INPUT DATA.
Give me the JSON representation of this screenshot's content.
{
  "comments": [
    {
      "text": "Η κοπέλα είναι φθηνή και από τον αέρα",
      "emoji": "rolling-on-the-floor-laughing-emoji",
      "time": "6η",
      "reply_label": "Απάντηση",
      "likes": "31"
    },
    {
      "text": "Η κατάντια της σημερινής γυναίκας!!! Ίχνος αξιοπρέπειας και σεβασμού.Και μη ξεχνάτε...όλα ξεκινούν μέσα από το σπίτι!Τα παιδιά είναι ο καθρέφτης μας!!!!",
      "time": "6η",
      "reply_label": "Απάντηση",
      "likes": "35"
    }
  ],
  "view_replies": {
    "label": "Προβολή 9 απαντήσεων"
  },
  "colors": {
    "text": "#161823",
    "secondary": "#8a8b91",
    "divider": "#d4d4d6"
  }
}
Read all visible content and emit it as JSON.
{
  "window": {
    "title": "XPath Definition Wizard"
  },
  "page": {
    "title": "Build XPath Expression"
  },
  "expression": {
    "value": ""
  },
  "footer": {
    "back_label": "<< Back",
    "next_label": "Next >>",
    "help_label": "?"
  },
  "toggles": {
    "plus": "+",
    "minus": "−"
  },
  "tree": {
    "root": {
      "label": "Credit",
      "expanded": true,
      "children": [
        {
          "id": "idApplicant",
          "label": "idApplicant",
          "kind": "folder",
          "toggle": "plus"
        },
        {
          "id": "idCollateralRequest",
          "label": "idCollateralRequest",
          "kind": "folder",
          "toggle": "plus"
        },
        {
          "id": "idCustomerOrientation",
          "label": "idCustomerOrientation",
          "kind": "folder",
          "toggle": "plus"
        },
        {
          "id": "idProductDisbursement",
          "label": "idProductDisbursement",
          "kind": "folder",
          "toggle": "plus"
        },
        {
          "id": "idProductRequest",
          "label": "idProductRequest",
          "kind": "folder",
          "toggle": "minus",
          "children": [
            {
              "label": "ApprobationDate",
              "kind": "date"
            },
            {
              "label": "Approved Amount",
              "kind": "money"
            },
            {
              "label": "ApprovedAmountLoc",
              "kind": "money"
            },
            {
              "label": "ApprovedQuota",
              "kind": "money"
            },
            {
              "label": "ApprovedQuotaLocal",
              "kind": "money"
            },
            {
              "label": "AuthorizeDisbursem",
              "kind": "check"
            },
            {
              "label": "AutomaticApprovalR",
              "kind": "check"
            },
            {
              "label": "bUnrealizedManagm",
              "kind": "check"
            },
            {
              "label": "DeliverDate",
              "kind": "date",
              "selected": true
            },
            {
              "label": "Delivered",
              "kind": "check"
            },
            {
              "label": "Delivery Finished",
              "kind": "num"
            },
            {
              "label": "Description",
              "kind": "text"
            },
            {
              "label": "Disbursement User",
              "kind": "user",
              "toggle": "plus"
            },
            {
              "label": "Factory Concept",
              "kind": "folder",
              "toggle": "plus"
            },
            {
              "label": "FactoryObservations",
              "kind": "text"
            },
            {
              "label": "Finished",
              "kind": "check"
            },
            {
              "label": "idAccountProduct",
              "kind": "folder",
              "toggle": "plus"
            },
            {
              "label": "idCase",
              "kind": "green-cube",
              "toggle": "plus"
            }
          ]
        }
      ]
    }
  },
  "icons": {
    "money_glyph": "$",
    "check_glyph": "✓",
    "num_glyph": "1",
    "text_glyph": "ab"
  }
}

AIM. Please repeat all the records above exactly as they appear.

EXPECTED OUTPUT.
Give me the JSON representation of this screenshot's content.
{
  "comments": [
    {
      "text": "Η κοπέλα είναι φθηνή και από τον αέρα",
      "emoji": "rolling-on-the-floor-laughing-emoji",
      "time": "6η",
      "reply_label": "Απάντηση",
      "likes": "31"
    },
    {
      "text": "Η κατάντια της σημερινής γυναίκας!!! Ίχνος αξιοπρέπειας και σεβασμού.Και μη ξεχνάτε...όλα ξεκινούν μέσα από το σπίτι!Τα παιδιά είναι ο καθρέφτης μας!!!!",
      "time": "6η",
      "reply_label": "Απάντηση",
      "likes": "35"
    }
  ],
  "view_replies": {
    "label": "Προβολή 9 απαντήσεων"
  },
  "colors": {
    "text": "#161823",
    "secondary": "#8a8b91",
    "divider": "#d4d4d6"
  }
}
Read all visible content and emit it as JSON.
{
  "window": {
    "title": "XPath Definition Wizard"
  },
  "page": {
    "title": "Build XPath Expression"
  },
  "expression": {
    "value": ""
  },
  "footer": {
    "back_label": "<< Back",
    "next_label": "Next >>",
    "help_label": "?"
  },
  "toggles": {
    "plus": "+",
    "minus": "−"
  },
  "tree": {
    "root": {
      "label": "Credit",
      "expanded": true,
      "children": [
        {
          "id": "idApplicant",
          "label": "idApplicant",
          "kind": "folder",
          "toggle": "plus"
        },
        {
          "id": "idCollateralRequest",
          "label": "idCollateralRequest",
          "kind": "folder",
          "toggle": "plus"
        },
        {
          "id": "idCustomerOrientation",
          "label": "idCustomerOrientation",
          "kind": "folder",
          "toggle": "plus"
        },
        {
          "id": "idProductDisbursement",
          "label": "idProductDisbursement",
          "kind": "folder",
          "toggle": "plus"
        },
        {
          "id": "idProductRequest",
          "label": "idProductRequest",
          "kind": "folder",
          "toggle": "minus",
          "children": [
            {
              "label": "ApprobationDate",
              "kind": "date"
            },
            {
              "label": "Approved Amount",
              "kind": "money"
            },
            {
              "label": "ApprovedAmountLoc",
              "kind": "money"
            },
            {
              "label": "ApprovedQuota",
              "kind": "money"
            },
            {
              "label": "ApprovedQuotaLocal",
              "kind": "money"
            },
            {
              "label": "AuthorizeDisbursem",
              "kind": "check"
            },
            {
              "label": "AutomaticApprovalR",
              "kind": "check"
            },
            {
              "label": "bUnrealizedManagm",
              "kind": "check"
            },
            {
              "label": "DeliverDate",
              "kind": "date",
              "selected": true
            },
            {
              "label": "Delivered",
              "kind": "check"
            },
            {
              "label": "Delivery Finished",
              "kind": "num"
            },
            {
              "label": "Description",
              "kind": "text"
            },
            {
              "label": "Disbursement User",
              "kind": "user",
              "toggle": "plus"
            },
            {
              "label": "Factory Concept",
              "kind": "folder",
              "toggle": "plus"
            },
            {
              "label": "FactoryObservations",
              "kind": "text"
            },
            {
              "label": "Finished",
              "kind": "check"
            },
            {
              "label": "idAccountProduct",
              "kind": "folder",
              "toggle": "plus"
            },
            {
              "label": "idCase",
              "kind": "green-cube",
              "toggle": "plus"
            }
          ]
        }
      ]
    }
  },
  "icons": {
    "money_glyph": "$",
    "check_glyph": "✓",
    "num_glyph": "1",
    "text_glyph": "ab"
  }
}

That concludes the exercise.